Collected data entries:
--- Begin ---

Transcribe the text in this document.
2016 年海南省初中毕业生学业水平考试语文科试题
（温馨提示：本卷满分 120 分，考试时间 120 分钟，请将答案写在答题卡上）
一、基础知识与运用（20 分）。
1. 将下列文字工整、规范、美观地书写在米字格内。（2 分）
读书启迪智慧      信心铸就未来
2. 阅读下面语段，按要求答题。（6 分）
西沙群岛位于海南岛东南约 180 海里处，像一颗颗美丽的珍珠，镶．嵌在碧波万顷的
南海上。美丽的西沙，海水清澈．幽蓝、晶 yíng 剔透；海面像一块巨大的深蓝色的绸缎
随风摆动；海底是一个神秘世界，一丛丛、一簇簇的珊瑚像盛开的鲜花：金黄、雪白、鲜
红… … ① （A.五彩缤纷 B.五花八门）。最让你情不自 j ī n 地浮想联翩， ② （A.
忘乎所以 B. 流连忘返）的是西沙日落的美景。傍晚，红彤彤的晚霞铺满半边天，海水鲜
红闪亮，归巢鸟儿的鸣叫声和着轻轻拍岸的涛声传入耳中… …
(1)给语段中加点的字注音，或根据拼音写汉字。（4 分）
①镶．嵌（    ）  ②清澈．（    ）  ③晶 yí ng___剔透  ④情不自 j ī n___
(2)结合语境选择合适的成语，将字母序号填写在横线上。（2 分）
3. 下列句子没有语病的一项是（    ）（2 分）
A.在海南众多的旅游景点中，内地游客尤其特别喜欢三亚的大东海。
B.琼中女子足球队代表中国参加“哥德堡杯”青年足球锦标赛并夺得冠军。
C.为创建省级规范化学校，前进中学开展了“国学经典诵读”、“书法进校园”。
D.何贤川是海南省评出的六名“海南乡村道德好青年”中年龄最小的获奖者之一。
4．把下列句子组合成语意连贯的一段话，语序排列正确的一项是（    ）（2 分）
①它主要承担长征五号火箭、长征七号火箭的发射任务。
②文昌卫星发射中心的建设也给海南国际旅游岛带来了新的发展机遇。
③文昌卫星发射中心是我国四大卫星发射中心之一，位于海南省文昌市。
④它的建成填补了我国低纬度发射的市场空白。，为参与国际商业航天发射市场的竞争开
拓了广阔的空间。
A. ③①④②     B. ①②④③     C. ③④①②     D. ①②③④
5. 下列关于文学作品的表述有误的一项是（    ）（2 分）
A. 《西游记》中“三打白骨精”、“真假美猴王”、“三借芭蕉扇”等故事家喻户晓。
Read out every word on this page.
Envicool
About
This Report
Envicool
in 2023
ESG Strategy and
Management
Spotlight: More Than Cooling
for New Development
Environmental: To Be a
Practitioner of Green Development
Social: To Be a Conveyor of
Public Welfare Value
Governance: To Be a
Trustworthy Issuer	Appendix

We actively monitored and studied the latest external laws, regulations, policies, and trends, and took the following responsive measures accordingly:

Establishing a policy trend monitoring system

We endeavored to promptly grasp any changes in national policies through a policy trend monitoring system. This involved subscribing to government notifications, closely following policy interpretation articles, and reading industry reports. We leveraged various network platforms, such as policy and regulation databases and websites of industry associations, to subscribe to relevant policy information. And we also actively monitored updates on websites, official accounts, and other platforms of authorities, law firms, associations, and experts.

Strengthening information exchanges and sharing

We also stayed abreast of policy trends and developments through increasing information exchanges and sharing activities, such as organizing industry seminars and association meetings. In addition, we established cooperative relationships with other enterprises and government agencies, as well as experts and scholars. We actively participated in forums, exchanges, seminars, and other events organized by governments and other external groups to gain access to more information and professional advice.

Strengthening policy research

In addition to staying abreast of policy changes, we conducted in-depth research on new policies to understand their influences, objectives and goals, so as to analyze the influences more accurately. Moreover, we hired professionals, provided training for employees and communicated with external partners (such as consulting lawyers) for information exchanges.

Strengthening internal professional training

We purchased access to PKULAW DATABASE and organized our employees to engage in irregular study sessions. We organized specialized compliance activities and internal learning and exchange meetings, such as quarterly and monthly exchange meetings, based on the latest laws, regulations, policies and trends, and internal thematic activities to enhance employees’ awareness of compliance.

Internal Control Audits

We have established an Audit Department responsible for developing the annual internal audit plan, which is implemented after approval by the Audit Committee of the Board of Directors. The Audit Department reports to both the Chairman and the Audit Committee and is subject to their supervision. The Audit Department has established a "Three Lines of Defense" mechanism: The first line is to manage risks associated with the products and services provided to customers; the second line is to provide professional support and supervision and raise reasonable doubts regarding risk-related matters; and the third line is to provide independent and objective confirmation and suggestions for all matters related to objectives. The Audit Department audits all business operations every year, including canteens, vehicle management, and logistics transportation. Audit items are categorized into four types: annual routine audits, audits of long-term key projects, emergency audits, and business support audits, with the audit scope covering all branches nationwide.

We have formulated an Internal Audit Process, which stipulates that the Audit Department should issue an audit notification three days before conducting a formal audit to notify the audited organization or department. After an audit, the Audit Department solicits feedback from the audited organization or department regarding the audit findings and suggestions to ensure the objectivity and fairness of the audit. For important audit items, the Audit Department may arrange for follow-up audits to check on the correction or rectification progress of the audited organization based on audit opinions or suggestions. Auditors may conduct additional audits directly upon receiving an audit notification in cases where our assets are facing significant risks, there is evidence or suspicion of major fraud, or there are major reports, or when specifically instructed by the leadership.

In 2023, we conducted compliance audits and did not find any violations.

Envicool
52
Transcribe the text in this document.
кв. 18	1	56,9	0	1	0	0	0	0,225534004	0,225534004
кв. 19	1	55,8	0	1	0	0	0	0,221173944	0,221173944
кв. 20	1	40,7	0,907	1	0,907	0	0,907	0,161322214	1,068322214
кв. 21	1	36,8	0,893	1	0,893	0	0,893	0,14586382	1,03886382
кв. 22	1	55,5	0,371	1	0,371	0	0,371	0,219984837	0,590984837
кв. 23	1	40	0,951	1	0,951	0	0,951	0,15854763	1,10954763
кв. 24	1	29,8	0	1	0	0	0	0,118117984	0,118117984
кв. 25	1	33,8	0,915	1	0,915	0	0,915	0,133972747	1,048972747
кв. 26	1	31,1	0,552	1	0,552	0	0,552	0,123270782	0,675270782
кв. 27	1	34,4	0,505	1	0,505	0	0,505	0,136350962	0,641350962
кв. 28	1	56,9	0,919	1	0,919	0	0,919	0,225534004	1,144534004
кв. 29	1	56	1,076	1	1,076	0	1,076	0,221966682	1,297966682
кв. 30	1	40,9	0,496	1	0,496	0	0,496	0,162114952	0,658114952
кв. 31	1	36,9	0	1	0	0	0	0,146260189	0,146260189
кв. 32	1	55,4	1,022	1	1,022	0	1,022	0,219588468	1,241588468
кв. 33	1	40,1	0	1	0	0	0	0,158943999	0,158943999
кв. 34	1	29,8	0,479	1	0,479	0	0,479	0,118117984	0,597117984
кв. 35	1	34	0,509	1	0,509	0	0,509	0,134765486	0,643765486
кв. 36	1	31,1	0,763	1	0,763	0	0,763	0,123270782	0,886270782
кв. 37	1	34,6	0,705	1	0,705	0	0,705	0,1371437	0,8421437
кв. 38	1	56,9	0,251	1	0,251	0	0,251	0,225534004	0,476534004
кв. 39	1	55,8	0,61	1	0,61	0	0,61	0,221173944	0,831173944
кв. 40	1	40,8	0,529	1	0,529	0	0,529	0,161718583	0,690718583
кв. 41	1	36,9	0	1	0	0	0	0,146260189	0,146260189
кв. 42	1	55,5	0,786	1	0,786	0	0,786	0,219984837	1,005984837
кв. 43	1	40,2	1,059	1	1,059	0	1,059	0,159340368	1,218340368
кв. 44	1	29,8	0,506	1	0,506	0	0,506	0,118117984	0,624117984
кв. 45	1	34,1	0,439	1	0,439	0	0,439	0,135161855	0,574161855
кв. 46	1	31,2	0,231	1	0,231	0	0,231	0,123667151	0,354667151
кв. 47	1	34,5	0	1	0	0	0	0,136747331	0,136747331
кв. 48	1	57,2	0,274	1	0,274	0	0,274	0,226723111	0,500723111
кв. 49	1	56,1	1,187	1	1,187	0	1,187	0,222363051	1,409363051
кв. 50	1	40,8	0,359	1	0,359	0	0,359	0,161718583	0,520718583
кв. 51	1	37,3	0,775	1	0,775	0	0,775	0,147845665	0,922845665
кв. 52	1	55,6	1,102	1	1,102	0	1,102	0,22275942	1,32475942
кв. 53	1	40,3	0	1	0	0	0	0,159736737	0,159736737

--- End ---

■ TASK BRIEF ■
Look over the records above and copy each line that includes the string "monitored".

■ RESULT OF THE TASK ■
We actively monitored and studied the latest external laws, regulations, policies, and trends, and took the following responsive measures accordingly:
We endeavored to promptly grasp any changes in national policies through a policy trend monitoring system. This involved subscribing to government notifications, closely following policy interpretation articles, and reading industry reports. We leveraged various network platforms, such as policy and regulation databases and websites of industry associations, to subscribe to relevant policy information. And we also actively monitored updates on websites, official accounts, and other platforms of authorities, law firms, associations, and experts.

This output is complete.